WHAT TO WORK ON:
In the material below, find each line holding the string "Gibraltar" and copy it.

LISTING:
_____

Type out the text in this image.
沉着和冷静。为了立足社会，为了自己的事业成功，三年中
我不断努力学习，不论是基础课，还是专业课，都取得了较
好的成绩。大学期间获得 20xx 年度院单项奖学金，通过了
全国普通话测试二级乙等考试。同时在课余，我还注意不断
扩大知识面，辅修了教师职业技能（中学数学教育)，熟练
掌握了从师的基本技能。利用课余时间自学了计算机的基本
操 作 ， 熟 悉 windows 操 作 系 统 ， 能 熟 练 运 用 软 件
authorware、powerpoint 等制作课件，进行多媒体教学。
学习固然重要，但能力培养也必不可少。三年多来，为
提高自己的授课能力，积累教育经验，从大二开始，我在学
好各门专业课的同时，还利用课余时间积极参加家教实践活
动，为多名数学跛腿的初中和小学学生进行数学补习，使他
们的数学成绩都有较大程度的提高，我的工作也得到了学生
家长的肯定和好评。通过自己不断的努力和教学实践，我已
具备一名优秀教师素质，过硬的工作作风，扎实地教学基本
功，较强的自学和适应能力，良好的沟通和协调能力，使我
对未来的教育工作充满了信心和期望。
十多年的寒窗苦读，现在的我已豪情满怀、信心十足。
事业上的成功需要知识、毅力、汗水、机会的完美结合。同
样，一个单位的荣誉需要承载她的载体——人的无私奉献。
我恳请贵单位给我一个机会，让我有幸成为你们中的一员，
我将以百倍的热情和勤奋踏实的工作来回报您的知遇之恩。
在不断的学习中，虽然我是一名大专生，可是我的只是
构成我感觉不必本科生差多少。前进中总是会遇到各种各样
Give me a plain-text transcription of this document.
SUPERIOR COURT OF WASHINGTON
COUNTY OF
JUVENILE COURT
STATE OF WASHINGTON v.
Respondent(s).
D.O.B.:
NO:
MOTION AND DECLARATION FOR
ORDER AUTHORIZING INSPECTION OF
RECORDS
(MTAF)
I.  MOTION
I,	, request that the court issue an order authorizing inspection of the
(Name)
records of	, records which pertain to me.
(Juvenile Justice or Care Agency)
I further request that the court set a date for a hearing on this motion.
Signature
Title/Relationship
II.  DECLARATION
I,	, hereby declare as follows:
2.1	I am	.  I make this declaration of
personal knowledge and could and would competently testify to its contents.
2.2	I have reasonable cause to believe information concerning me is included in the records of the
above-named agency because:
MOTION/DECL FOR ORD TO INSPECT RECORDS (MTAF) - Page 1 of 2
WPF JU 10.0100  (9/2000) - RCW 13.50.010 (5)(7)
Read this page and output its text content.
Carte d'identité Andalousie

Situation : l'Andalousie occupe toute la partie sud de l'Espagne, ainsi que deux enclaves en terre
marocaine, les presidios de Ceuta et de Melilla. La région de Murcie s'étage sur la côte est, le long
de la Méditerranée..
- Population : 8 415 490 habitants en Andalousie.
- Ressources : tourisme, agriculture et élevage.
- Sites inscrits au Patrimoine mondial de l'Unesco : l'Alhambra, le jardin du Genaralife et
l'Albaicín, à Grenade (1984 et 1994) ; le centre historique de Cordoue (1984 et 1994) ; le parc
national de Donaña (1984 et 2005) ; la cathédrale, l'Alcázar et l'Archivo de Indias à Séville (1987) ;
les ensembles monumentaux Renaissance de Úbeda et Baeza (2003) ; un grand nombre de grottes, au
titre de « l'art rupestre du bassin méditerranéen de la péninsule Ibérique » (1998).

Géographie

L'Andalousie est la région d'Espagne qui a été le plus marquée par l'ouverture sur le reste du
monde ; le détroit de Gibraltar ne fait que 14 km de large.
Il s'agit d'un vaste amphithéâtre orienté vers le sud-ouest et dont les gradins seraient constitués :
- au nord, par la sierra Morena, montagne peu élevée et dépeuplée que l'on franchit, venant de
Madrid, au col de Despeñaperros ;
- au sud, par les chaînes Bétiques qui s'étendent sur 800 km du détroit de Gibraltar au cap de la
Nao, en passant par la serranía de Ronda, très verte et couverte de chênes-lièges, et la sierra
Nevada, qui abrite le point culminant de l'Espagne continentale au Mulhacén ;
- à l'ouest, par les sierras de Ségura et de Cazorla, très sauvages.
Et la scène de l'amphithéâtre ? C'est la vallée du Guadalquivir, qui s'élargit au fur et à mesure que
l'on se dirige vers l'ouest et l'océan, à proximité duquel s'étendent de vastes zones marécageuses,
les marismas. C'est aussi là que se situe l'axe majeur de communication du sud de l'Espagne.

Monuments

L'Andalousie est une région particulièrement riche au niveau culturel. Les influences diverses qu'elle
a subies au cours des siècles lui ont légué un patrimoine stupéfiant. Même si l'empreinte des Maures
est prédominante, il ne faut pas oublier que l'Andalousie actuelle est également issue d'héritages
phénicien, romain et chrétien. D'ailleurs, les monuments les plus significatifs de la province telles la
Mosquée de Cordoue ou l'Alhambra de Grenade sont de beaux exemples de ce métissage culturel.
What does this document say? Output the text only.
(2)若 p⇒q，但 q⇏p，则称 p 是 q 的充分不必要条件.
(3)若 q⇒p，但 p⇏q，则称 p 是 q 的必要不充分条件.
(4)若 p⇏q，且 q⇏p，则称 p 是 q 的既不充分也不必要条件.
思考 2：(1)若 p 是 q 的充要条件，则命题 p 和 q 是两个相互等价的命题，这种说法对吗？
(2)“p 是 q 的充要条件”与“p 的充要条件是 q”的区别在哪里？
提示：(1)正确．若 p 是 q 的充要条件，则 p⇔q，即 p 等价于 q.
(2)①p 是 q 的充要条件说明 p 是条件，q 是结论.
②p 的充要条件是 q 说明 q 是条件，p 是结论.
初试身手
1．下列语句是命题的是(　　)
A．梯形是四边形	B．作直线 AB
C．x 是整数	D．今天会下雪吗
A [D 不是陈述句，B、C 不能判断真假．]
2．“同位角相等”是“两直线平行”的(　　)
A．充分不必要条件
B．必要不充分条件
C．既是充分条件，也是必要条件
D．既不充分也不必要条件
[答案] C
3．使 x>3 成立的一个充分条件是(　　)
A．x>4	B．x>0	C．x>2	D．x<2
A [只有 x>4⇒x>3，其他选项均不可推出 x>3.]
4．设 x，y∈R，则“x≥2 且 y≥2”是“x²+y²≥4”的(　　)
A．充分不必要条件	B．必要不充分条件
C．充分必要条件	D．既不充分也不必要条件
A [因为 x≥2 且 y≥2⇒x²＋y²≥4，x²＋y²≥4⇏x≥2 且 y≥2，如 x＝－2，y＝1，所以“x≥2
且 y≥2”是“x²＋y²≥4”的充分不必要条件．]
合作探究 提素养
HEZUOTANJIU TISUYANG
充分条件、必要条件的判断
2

_____

RIGHT ANSWER:
monde ; le détroit de Gibraltar ne fait que 14 km de large.
- au sud, par les chaînes Bétiques qui s'étendent sur 800 km du détroit de Gibraltar au cap de la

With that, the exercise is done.